_What is being asked_.
Say how many lines include the word "ваши", using only a number.

* START Material provided *

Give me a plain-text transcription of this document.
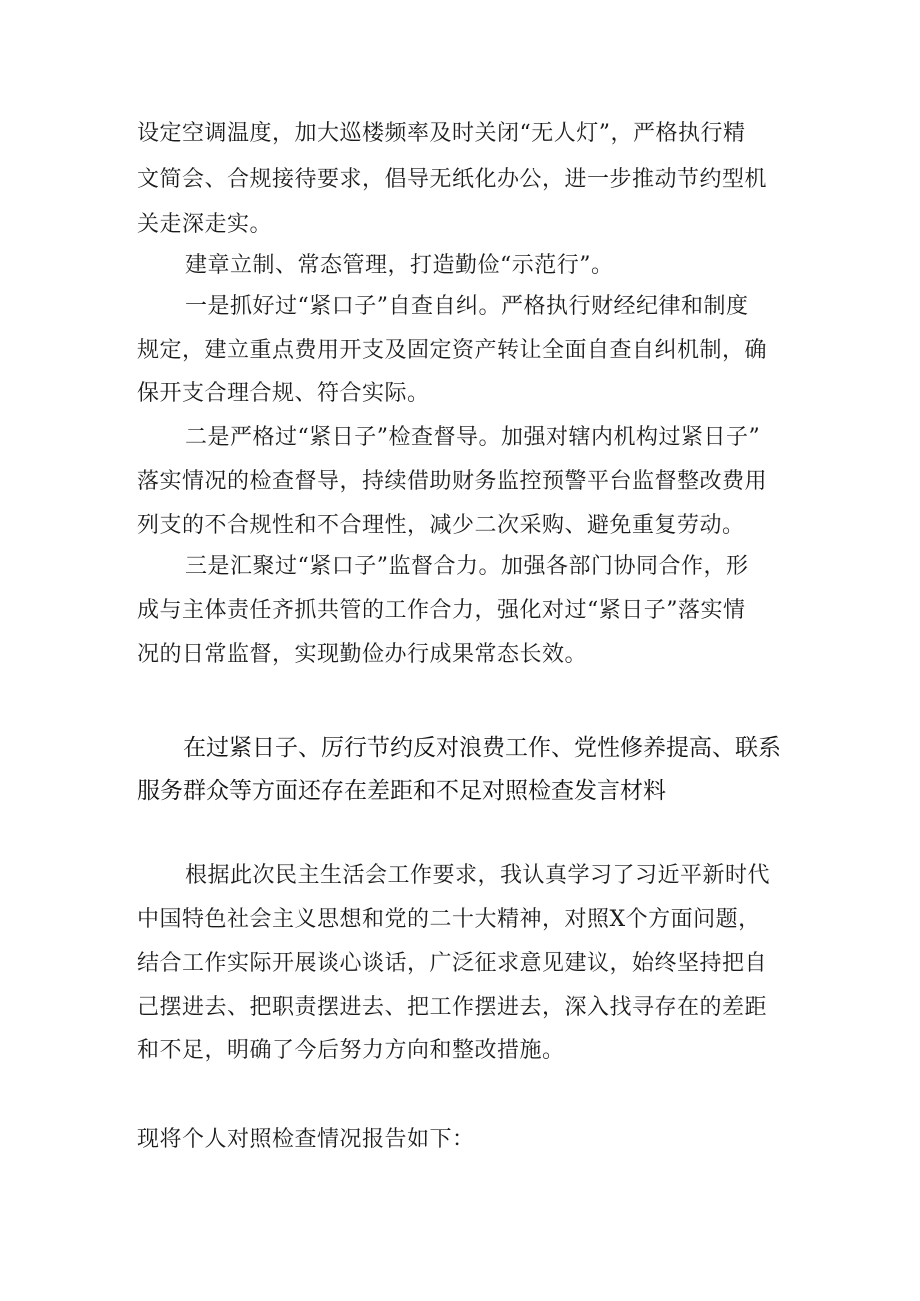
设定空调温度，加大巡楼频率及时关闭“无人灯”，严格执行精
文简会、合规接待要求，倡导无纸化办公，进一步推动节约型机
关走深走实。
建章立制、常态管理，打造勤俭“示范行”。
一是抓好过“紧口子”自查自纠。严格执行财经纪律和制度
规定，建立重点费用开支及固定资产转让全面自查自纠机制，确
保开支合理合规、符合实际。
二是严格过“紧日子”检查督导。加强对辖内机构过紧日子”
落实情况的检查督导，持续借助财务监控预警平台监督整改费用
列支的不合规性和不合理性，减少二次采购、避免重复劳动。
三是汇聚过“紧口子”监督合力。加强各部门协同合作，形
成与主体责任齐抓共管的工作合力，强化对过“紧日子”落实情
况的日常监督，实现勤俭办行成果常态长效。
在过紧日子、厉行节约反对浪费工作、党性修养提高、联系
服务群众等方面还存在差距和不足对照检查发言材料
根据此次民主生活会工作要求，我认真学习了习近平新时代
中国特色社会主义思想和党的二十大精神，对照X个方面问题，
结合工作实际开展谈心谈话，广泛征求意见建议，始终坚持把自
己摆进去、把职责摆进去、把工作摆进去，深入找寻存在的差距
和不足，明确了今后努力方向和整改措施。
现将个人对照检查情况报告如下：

* END Material provided *
* START Material provided *

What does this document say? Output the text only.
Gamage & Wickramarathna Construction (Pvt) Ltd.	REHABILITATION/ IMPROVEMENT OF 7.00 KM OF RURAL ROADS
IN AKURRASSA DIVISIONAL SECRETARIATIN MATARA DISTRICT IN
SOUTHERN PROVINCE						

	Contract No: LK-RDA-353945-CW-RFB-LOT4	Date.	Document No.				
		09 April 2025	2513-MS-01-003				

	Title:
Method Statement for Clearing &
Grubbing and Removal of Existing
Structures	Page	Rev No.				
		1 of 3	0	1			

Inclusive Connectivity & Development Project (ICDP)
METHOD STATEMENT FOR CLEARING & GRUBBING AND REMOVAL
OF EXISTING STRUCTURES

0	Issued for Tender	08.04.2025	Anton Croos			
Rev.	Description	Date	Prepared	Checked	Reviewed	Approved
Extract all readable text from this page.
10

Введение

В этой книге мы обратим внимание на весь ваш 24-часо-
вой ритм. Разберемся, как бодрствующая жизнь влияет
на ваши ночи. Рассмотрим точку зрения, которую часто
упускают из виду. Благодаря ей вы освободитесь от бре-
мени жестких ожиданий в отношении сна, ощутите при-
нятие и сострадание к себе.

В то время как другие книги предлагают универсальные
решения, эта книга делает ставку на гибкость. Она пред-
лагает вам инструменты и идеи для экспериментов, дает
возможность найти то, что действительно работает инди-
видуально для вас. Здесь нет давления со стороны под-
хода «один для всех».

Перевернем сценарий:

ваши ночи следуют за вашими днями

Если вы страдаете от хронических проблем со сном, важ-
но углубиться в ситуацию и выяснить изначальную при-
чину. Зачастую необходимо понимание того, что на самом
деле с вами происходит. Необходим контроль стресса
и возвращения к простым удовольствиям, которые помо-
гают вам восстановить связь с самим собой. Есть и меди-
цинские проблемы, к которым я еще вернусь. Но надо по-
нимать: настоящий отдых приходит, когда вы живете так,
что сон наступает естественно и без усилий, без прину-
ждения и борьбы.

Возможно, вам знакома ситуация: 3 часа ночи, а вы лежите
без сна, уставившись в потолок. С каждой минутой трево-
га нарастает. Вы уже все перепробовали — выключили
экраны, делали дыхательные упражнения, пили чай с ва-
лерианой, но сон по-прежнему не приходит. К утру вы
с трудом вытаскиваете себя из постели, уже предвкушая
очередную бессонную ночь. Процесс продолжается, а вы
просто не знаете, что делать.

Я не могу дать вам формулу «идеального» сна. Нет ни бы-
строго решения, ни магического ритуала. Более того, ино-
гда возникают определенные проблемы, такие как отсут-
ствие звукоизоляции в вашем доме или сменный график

* END Material provided *

_Solution for this task_.
2